* _Exercise description_
Transcribe the material in full. Nothing should differ except that the pictures are left out.

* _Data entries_
────────────────────

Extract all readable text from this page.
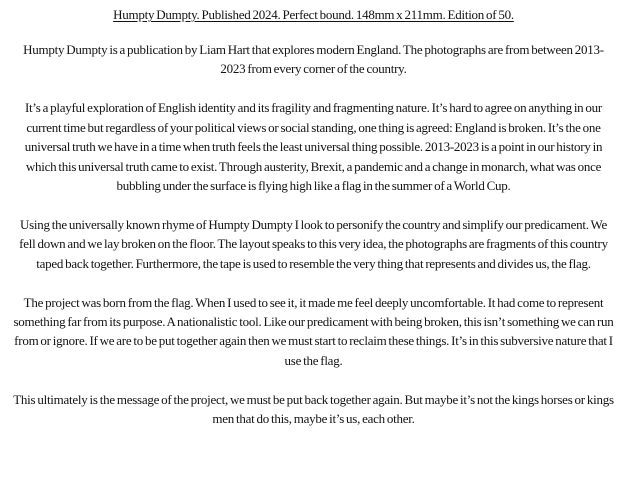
Humpty Dumpty. Published 2024. Perfect bound. 148mm x 211mm. Edition of 50.

Humpty Dumpty is a publication by Liam Hart that explores modern England. The photographs are from between 2013-2023 from every corner of the country.

It’s a playful exploration of English identity and its fragility and fragmenting nature. It’s hard to agree on anything in our current time but regardless of your political views or social standing, one thing is agreed: England is broken. It’s the one universal truth we have in a time when truth feels the least universal thing possible. 2013-2023 is a point in our history in which this universal truth came to exist. Through austerity, Brexit, a pandemic and a change in monarch, what was once bubbling under the surface is flying high like a flag in the summer of a World Cup.

Using the universally known rhyme of Humpty Dumpty I look to personify the country and simplify our predicament. We fell down and we lay broken on the floor. The layout speaks to this very idea, the photographs are fragments of this country taped back together. Furthermore, the tape is used to resemble the very thing that represents and divides us, the flag.

The project was born from the flag. When I used to see it, it made me feel deeply uncomfortable. It had come to represent something far from its purpose. A nationalistic tool. Like our predicament with being broken, this isn’t something we can run from or ignore. If we are to be put together again then we must start to reclaim these things. It’s in this subversive nature that I use the flag.

This ultimately is the message of the project, we must be put back together again. But maybe it’s not the kings horses or kings men that do this, maybe it’s us, each other.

────────────────────

* _Completed exercise_
Extract all readable text from this page.
Humpty Dumpty. Published 2024. Perfect bound. 148mm x 211mm. Edition of 50.

Humpty Dumpty is a publication by Liam Hart that explores modern England. The photographs are from between 2013-2023 from every corner of the country.

It’s a playful exploration of English identity and its fragility and fragmenting nature. It’s hard to agree on anything in our current time but regardless of your political views or social standing, one thing is agreed: England is broken. It’s the one universal truth we have in a time when truth feels the least universal thing possible. 2013-2023 is a point in our history in which this universal truth came to exist. Through austerity, Brexit, a pandemic and a change in monarch, what was once bubbling under the surface is flying high like a flag in the summer of a World Cup.

Using the universally known rhyme of Humpty Dumpty I look to personify the country and simplify our predicament. We fell down and we lay broken on the floor. The layout speaks to this very idea, the photographs are fragments of this country taped back together. Furthermore, the tape is used to resemble the very thing that represents and divides us, the flag.

The project was born from the flag. When I used to see it, it made me feel deeply uncomfortable. It had come to represent something far from its purpose. A nationalistic tool. Like our predicament with being broken, this isn’t something we can run from or ignore. If we are to be put together again then we must start to reclaim these things. It’s in this subversive nature that I use the flag.

This ultimately is the message of the project, we must be put back together again. But maybe it’s not the kings horses or kings men that do this, maybe it’s us, each other.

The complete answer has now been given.